EXERCISE TASK: Set down the full listing exactly as given. Any pictures are to be left out.

## BEGIN SUPPLIED RECORDS

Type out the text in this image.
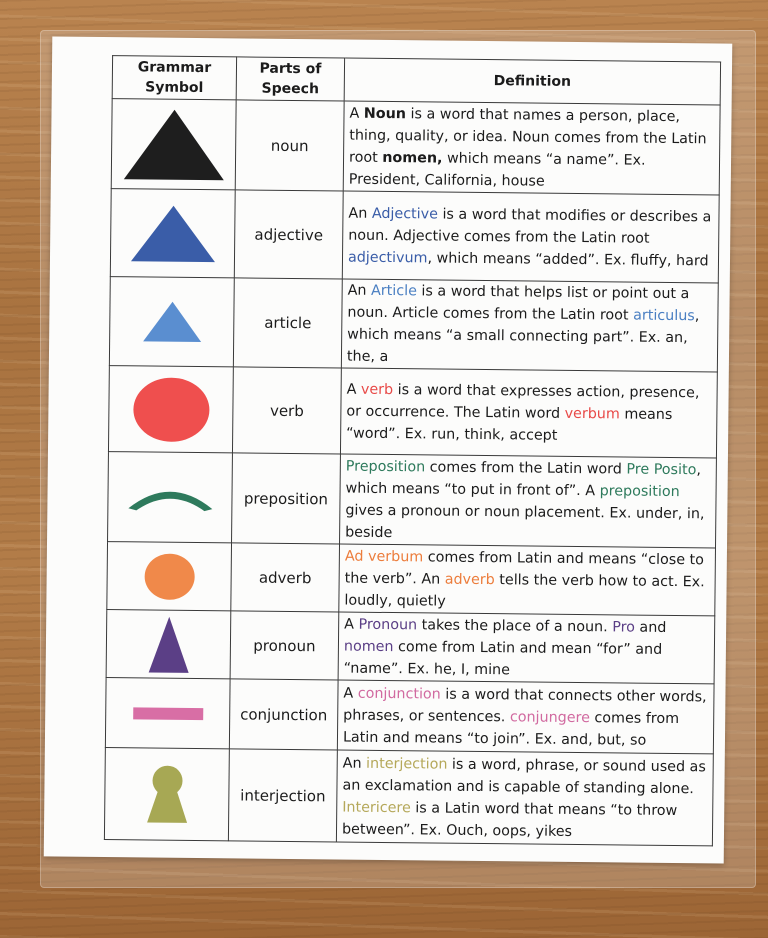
Grammar Symbol	Parts of Speech	Definition

	noun	A Noun is a word that names a person, place, thing, quality, or idea. Noun comes from the Latin root nomen, which means “a name”. Ex. President, California, house

	adjective	An Adjective is a word that modifies or describes a noun. Adjective comes from the Latin root adjectivum, which means “added”. Ex. fluffy, hard

	article	An Article is a word that helps list or point out a noun. Article comes from the Latin root articulus, which means “a small connecting part”. Ex. an, the, a

	verb	A verb is a word that expresses action, presence, or occurrence. The Latin word verbum means “word”. Ex. run, think, accept

	preposition	Preposition comes from the Latin word Pre Posito, which means “to put in front of”. A preposition gives a pronoun or noun placement. Ex. under, in, beside

	adverb	Ad verbum comes from Latin and means “close to the verb”. An adverb tells the verb how to act. Ex. loudly, quietly

	pronoun	A Pronoun takes the place of a noun. Pro and nomen come from Latin and mean “for” and “name”. Ex. he, I, mine

	conjunction	A conjunction is a word that connects other words, phrases, or sentences. conjungere comes from Latin and means “to join”. Ex. and, but, so

	interjection	An interjection is a word, phrase, or sound used as an exclamation and is capable of standing alone. Intericere is a Latin word that means “to throw between”. Ex. Ouch, oops, yikes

## END SUPPLIED RECORDS

WRITTEN SOLUTION:
Type out the text in this image.
Grammar Symbol	Parts of Speech	Definition

	noun	A Noun is a word that names a person, place, thing, quality, or idea. Noun comes from the Latin root nomen, which means “a name”. Ex. President, California, house

	adjective	An Adjective is a word that modifies or describes a noun. Adjective comes from the Latin root adjectivum, which means “added”. Ex. fluffy, hard

	article	An Article is a word that helps list or point out a noun. Article comes from the Latin root articulus, which means “a small connecting part”. Ex. an, the, a

	verb	A verb is a word that expresses action, presence, or occurrence. The Latin word verbum means “word”. Ex. run, think, accept

	preposition	Preposition comes from the Latin word Pre Posito, which means “to put in front of”. A preposition gives a pronoun or noun placement. Ex. under, in, beside

	adverb	Ad verbum comes from Latin and means “close to the verb”. An adverb tells the verb how to act. Ex. loudly, quietly

	pronoun	A Pronoun takes the place of a noun. Pro and nomen come from Latin and mean “for” and “name”. Ex. he, I, mine

	conjunction	A conjunction is a word that connects other words, phrases, or sentences. conjungere comes from Latin and means “to join”. Ex. and, but, so

	interjection	An interjection is a word, phrase, or sound used as an exclamation and is capable of standing alone. Intericere is a Latin word that means “to throw between”. Ex. Ouch, oops, yikes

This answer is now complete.